▶ _What this task involves_: Output every record below exactly as it appears.

········

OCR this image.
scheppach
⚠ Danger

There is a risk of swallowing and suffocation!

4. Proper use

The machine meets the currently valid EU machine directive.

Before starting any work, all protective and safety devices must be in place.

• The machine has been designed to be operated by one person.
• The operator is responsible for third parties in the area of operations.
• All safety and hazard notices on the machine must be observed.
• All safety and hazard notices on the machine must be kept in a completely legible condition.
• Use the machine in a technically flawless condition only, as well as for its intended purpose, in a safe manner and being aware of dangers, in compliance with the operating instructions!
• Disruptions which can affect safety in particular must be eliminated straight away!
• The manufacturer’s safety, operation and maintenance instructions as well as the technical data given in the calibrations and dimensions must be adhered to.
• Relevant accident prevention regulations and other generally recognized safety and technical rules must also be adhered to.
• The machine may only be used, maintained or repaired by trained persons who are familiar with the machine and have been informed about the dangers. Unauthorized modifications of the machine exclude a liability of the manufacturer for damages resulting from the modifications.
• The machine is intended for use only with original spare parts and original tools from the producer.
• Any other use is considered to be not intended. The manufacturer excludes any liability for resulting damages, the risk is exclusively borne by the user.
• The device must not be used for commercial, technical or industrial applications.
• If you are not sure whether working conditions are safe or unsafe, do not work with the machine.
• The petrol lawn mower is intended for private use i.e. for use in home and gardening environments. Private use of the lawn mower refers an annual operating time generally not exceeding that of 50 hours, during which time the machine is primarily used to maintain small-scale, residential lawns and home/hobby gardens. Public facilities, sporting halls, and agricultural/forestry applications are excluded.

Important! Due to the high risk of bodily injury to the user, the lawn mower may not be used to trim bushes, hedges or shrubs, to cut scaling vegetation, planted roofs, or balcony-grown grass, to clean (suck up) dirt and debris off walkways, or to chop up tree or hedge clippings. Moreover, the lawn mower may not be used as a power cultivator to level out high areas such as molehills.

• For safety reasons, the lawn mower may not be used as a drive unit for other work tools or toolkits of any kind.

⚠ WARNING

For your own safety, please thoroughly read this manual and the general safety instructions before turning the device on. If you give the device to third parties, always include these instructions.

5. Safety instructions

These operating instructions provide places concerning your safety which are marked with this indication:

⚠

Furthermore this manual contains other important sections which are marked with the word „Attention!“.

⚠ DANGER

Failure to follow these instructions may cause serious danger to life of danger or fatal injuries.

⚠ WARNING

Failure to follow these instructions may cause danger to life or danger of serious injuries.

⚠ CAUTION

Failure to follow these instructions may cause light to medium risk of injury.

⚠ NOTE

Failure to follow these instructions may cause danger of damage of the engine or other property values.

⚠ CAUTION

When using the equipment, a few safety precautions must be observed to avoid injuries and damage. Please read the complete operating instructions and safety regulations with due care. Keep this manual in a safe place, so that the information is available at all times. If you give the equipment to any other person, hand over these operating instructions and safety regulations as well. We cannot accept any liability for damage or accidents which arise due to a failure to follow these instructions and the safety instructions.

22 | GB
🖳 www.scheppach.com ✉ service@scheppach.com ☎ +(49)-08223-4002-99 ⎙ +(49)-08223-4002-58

········

▶ _Response to the task_:
OCR this image.
scheppach
⚠ Danger

There is a risk of swallowing and suffocation!

4. Proper use

The machine meets the currently valid EU machine directive.

Before starting any work, all protective and safety devices must be in place.

• The machine has been designed to be operated by one person.
• The operator is responsible for third parties in the area of operations.
• All safety and hazard notices on the machine must be observed.
• All safety and hazard notices on the machine must be kept in a completely legible condition.
• Use the machine in a technically flawless condition only, as well as for its intended purpose, in a safe manner and being aware of dangers, in compliance with the operating instructions!
• Disruptions which can affect safety in particular must be eliminated straight away!
• The manufacturer’s safety, operation and maintenance instructions as well as the technical data given in the calibrations and dimensions must be adhered to.
• Relevant accident prevention regulations and other generally recognized safety and technical rules must also be adhered to.
• The machine may only be used, maintained or repaired by trained persons who are familiar with the machine and have been informed about the dangers. Unauthorized modifications of the machine exclude a liability of the manufacturer for damages resulting from the modifications.
• The machine is intended for use only with original spare parts and original tools from the producer.
• Any other use is considered to be not intended. The manufacturer excludes any liability for resulting damages, the risk is exclusively borne by the user.
• The device must not be used for commercial, technical or industrial applications.
• If you are not sure whether working conditions are safe or unsafe, do not work with the machine.
• The petrol lawn mower is intended for private use i.e. for use in home and gardening environments. Private use of the lawn mower refers an annual operating time generally not exceeding that of 50 hours, during which time the machine is primarily used to maintain small-scale, residential lawns and home/hobby gardens. Public facilities, sporting halls, and agricultural/forestry applications are excluded.

Important! Due to the high risk of bodily injury to the user, the lawn mower may not be used to trim bushes, hedges or shrubs, to cut scaling vegetation, planted roofs, or balcony-grown grass, to clean (suck up) dirt and debris off walkways, or to chop up tree or hedge clippings. Moreover, the lawn mower may not be used as a power cultivator to level out high areas such as molehills.

• For safety reasons, the lawn mower may not be used as a drive unit for other work tools or toolkits of any kind.

⚠ WARNING

For your own safety, please thoroughly read this manual and the general safety instructions before turning the device on. If you give the device to third parties, always include these instructions.

5. Safety instructions

These operating instructions provide places concerning your safety which are marked with this indication:

⚠

Furthermore this manual contains other important sections which are marked with the word „Attention!“.

⚠ DANGER

Failure to follow these instructions may cause serious danger to life of danger or fatal injuries.

⚠ WARNING

Failure to follow these instructions may cause danger to life or danger of serious injuries.

⚠ CAUTION

Failure to follow these instructions may cause light to medium risk of injury.

⚠ NOTE

Failure to follow these instructions may cause danger of damage of the engine or other property values.

⚠ CAUTION

When using the equipment, a few safety precautions must be observed to avoid injuries and damage. Please read the complete operating instructions and safety regulations with due care. Keep this manual in a safe place, so that the information is available at all times. If you give the equipment to any other person, hand over these operating instructions and safety regulations as well. We cannot accept any liability for damage or accidents which arise due to a failure to follow these instructions and the safety instructions.

22 | GB
🖳 www.scheppach.com ✉ service@scheppach.com ☎ +(49)-08223-4002-99 ⎙ +(49)-08223-4002-58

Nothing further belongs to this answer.